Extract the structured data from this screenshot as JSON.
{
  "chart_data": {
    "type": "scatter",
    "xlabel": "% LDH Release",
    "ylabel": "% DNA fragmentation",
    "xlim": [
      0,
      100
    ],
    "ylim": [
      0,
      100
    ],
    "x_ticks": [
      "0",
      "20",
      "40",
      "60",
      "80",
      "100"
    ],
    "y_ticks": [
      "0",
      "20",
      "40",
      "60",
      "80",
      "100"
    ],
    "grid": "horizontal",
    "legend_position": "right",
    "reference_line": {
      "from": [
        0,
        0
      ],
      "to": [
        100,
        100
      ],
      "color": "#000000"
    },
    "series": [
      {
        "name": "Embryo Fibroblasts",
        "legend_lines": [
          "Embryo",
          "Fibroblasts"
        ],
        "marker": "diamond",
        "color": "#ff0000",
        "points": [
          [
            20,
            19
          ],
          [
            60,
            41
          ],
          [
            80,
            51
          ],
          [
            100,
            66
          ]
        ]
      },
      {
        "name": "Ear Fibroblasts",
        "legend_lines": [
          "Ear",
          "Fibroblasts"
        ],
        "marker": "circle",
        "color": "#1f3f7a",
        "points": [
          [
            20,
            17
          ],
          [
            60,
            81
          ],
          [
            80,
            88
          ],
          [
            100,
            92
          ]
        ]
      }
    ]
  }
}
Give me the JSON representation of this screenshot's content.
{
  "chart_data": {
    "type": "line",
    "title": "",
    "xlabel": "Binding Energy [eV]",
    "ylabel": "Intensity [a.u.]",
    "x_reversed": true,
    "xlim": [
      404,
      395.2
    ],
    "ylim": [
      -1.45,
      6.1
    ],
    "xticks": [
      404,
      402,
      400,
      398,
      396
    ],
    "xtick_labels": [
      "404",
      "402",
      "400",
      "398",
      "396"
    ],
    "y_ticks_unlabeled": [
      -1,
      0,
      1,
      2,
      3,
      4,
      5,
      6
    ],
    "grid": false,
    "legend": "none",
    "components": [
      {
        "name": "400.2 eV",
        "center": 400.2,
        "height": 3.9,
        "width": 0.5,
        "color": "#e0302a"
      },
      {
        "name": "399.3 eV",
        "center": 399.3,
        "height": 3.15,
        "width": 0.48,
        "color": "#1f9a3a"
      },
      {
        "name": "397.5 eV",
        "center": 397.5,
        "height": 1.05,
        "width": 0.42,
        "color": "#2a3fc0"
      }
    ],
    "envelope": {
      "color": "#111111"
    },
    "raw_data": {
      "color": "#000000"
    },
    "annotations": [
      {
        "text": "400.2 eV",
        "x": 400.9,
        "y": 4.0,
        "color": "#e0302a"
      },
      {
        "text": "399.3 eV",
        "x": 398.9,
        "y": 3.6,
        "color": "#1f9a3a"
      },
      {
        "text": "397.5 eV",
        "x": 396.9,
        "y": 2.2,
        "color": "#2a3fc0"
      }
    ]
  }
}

◆ ◆ ◆ ◆ ◆ ◆ ◆

> EXERCISE OBJECTIVE
Find every line containing the word "ylabel", then give the total and nothing more.

> FINAL ANSWER
2